----- Supplied passage

Convexity of a Log Likelihood Function

Question

Goal

I would like to proof than the Negative Log Likelihood Function of Sample drawn from a Normal Distribution is convex.

Below a Figure showing an example of such function:

Motivation of this question is detailed at the end of the post.

Sketching the demonstration

What I did so far...

First I have written the likelihood function for a single observation:

$$\mathcal{L} (\mu, \sigma \mid x) = \frac{1}{\sqrt{2\pi\sigma^2} } e^{ -\frac{(x-\mu)^2}{2\sigma^2} }$$

For convenience I take the Negative Logarithm of the Likelihood function, I think it does not change the extremum because Logarithm is a monotonic function:

$$f(\mu, \sigma \mid x) = -\ln \mathcal{L} (\mu, \sigma \mid x) = \frac{1}{2}\ln(2\pi) + \ln(\sigma) +\frac{(x-\mu)^2}{2\sigma^2}$$

Then I can assess the Jacobian (check: 1 and 2):

$$ \mathbf{J}_f = \left[ \begin{matrix} -\frac{x-\mu}{\sigma^2}\\ -\frac{(x-\mu)^2 - \sigma^2}{\sigma^3} \end{matrix} \right] $$

And the Hessian (check 3, 4 and 5):

$$ \mathbf{H} = \left[ \begin{matrix} \frac{1}{\sigma^2} & \frac{2(x - \mu)}{\sigma^3} \\ \frac{2(x - \mu)}{\sigma^3} & \frac{3(x - \mu)^2 - \sigma^2}{\sigma^4} \end{matrix} \right] $$

Of the Negative Log Likelihood function.

Now, I compute the Hessian of the Negative Log Likelihood function for $N$ observations:

$$ \mathbf{A} = \frac{1}{N}\sum\limits_{i=1}^{N}\mathbf{H} = \left[ \begin{matrix} \frac{1}{\sigma^2} & \frac{2(\bar{x} - \mu)}{\sigma^3} \\ \frac{2(\bar{x} - \mu)}{\sigma^3} & \frac{\frac{3}{N}\sum\limits_{i=1}^{N}(x-\mu)^2 - \sigma^2}{\sigma^4} \end{matrix} \right] $$

If everything is right at this point:

Proving the function is convex is equivalent to prove than the Hessian is semi-positive definite;

Additionally I know that:

A semi-positive definite Matrix must have all its eigenvalues non-negative;
Because the Hessian Matrix is symmetric, all eigenvalues are real;

So if I prove than all eigenvalues are positive real numbers, then I can claim the function is convex. We can also check, as @LinAlg suggested, that both determinant and trace of Matrix $\mathbf{A}$ are positive:

$$ \begin{align} \det(\mathbf{A}) \geq 0 \Leftrightarrow & \frac{3}{N}\sum\limits_{i=1}^{N}(x-\mu)^2 - \sigma^2 - 4(\bar{x} - \mu)^2 \geq 0 \\ \operatorname{tr}(\mathbf{A}) \geq 0 \Leftrightarrow & \frac{3}{N}\sum\limits_{i=1}^{N}(x-\mu)^2 \geq 0 \end{align} $$

It is obvious that $\operatorname{tr}(\mathbf{A}) \geq 0$.

----------
----- Recorded information

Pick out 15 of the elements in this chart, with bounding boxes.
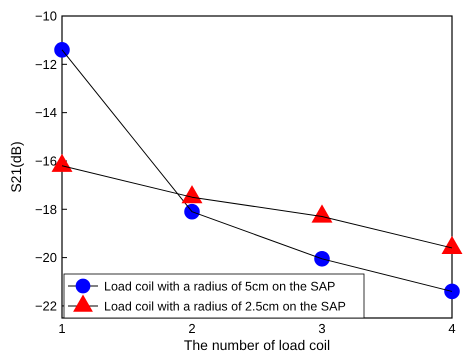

----------

> _Short exercise 1_
Print the part of the convexity post starting at "Then I can assess" and ending at "Log Likelihood function.".
> _Short exercise 2_
In the convexity post, list each term that is added together on the right-hand side of the formula for the negative log likelihood $f(\mu, \sigma \mid x)$.

> _Task solution 1_
Then I can assess the Jacobian (check: 1 and 2):

$$ \mathbf{J}_f = \left[ \begin{matrix} -\frac{x-\mu}{\sigma^2}\\ -\frac{(x-\mu)^2 - \sigma^2}{\sigma^3} \end{matrix} \right] $$

And the Hessian (check 3, 4 and 5):

$$ \mathbf{H} = \left[ \begin{matrix} \frac{1}{\sigma^2} & \frac{2(x - \mu)}{\sigma^3} \\ \frac{2(x - \mu)}{\sigma^3} & \frac{3(x - \mu)^2 - \sigma^2}{\sigma^4} \end{matrix} \right] $$

Of the Negative Log Likelihood function.

> _Task solution 2_
- $\frac{1}{2}\ln(2\pi)$
- $\ln(\sigma)$
- $\frac{(x-\mu)^2}{2\sigma^2}$